__Written instruction__
Quote all of the data that follows exactly as written, skipping the images.
# Start of Dataset extract
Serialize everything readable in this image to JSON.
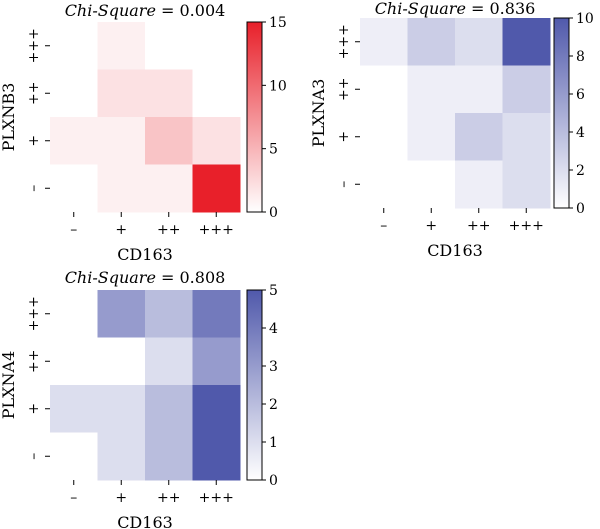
{
  "chart_data": [
    {
      "type": "heatmap",
      "title_prefix": "Chi-Square",
      "title_value": "= 0.004",
      "xlabel": "CD163",
      "ylabel": "PLXNB3",
      "x_categories": [
        "–",
        "+",
        "++",
        "+++"
      ],
      "y_categories": [
        "+++",
        "++",
        "+",
        "–"
      ],
      "values": [
        [
          0,
          1,
          0,
          0
        ],
        [
          0,
          2,
          2,
          0
        ],
        [
          1,
          1,
          4,
          2
        ],
        [
          0,
          1,
          1,
          15
        ]
      ],
      "colorbar": {
        "min": 0,
        "max": 15,
        "ticks": [
          0,
          5,
          10,
          15
        ],
        "low_color": "#ffffff",
        "high_color": "#e8202a"
      }
    },
    {
      "type": "heatmap",
      "title_prefix": "Chi-Square",
      "title_value": "= 0.836",
      "xlabel": "CD163",
      "ylabel": "PLXNA3",
      "x_categories": [
        "–",
        "+",
        "++",
        "+++"
      ],
      "y_categories": [
        "+++",
        "++",
        "+",
        "–"
      ],
      "values": [
        [
          1,
          3,
          2,
          10
        ],
        [
          0,
          1,
          1,
          3
        ],
        [
          0,
          1,
          3,
          2
        ],
        [
          0,
          0,
          1,
          2
        ]
      ],
      "colorbar": {
        "min": 0,
        "max": 10,
        "ticks": [
          0,
          2,
          4,
          6,
          8,
          10
        ],
        "low_color": "#ffffff",
        "high_color": "#5059ab"
      }
    },
    {
      "type": "heatmap",
      "title_prefix": "Chi-Square",
      "title_value": "= 0.808",
      "xlabel": "CD163",
      "ylabel": "PLXNA4",
      "x_categories": [
        "–",
        "+",
        "++",
        "+++"
      ],
      "y_categories": [
        "+++",
        "++",
        "+",
        "–"
      ],
      "values": [
        [
          0,
          3,
          2,
          4
        ],
        [
          0,
          0,
          1,
          3
        ],
        [
          1,
          1,
          2,
          5
        ],
        [
          0,
          1,
          2,
          5
        ]
      ],
      "colorbar": {
        "min": 0,
        "max": 5,
        "ticks": [
          0,
          1,
          2,
          3,
          4,
          5
        ],
        "low_color": "#ffffff",
        "high_color": "#5059ab"
      }
    }
  ]
}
# End of Dataset extract
__Written response__
Serialize everything readable in this image to JSON.
{
  "chart_data": [
    {
      "type": "heatmap",
      "title_prefix": "Chi-Square",
      "title_value": "= 0.004",
      "xlabel": "CD163",
      "ylabel": "PLXNB3",
      "x_categories": [
        "–",
        "+",
        "++",
        "+++"
      ],
      "y_categories": [
        "+++",
        "++",
        "+",
        "–"
      ],
      "values": [
        [
          0,
          1,
          0,
          0
        ],
        [
          0,
          2,
          2,
          0
        ],
        [
          1,
          1,
          4,
          2
        ],
        [
          0,
          1,
          1,
          15
        ]
      ],
      "colorbar": {
        "min": 0,
        "max": 15,
        "ticks": [
          0,
          5,
          10,
          15
        ],
        "low_color": "#ffffff",
        "high_color": "#e8202a"
      }
    },
    {
      "type": "heatmap",
      "title_prefix": "Chi-Square",
      "title_value": "= 0.836",
      "xlabel": "CD163",
      "ylabel": "PLXNA3",
      "x_categories": [
        "–",
        "+",
        "++",
        "+++"
      ],
      "y_categories": [
        "+++",
        "++",
        "+",
        "–"
      ],
      "values": [
        [
          1,
          3,
          2,
          10
        ],
        [
          0,
          1,
          1,
          3
        ],
        [
          0,
          1,
          3,
          2
        ],
        [
          0,
          0,
          1,
          2
        ]
      ],
      "colorbar": {
        "min": 0,
        "max": 10,
        "ticks": [
          0,
          2,
          4,
          6,
          8,
          10
        ],
        "low_color": "#ffffff",
        "high_color": "#5059ab"
      }
    },
    {
      "type": "heatmap",
      "title_prefix": "Chi-Square",
      "title_value": "= 0.808",
      "xlabel": "CD163",
      "ylabel": "PLXNA4",
      "x_categories": [
        "–",
        "+",
        "++",
        "+++"
      ],
      "y_categories": [
        "+++",
        "++",
        "+",
        "–"
      ],
      "values": [
        [
          0,
          3,
          2,
          4
        ],
        [
          0,
          0,
          1,
          3
        ],
        [
          1,
          1,
          2,
          5
        ],
        [
          0,
          1,
          2,
          5
        ]
      ],
      "colorbar": {
        "min": 0,
        "max": 5,
        "ticks": [
          0,
          1,
          2,
          3,
          4,
          5
        ],
        "low_color": "#ffffff",
        "high_color": "#5059ab"
      }
    }
  ]
}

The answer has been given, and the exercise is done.